Data for the task.
# # # #

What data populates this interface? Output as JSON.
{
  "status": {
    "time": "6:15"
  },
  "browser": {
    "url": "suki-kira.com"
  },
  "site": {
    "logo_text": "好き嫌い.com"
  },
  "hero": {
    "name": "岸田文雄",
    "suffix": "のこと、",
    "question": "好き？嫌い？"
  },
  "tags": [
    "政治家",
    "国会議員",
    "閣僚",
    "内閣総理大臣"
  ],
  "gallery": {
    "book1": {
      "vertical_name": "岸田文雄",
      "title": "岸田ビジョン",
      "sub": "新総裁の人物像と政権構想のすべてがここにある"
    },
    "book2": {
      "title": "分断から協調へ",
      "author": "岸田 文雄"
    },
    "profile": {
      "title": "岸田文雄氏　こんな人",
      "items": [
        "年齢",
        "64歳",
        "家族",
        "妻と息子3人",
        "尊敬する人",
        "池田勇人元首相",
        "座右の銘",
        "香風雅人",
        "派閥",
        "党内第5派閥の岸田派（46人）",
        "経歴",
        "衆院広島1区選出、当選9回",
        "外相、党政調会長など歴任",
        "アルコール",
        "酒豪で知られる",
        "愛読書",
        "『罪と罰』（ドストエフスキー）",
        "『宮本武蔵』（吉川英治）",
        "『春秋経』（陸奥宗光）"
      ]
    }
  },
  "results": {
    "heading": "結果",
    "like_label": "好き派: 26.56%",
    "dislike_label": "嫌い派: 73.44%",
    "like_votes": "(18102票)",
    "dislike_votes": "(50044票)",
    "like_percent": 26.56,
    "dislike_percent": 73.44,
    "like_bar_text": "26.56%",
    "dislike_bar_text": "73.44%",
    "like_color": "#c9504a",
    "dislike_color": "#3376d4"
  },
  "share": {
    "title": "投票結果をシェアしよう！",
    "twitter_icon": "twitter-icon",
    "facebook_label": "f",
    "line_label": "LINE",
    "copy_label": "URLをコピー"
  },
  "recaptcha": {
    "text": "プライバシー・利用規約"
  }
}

# # # #

Set problem.
Find every line in the records above that holds the word "title", and copy each one.

Output of the task.
      "title": "岸田ビジョン",
      "title": "分断から協調へ",
      "title": "岸田文雄氏　こんな人",
    "title": "投票結果をシェアしよう！",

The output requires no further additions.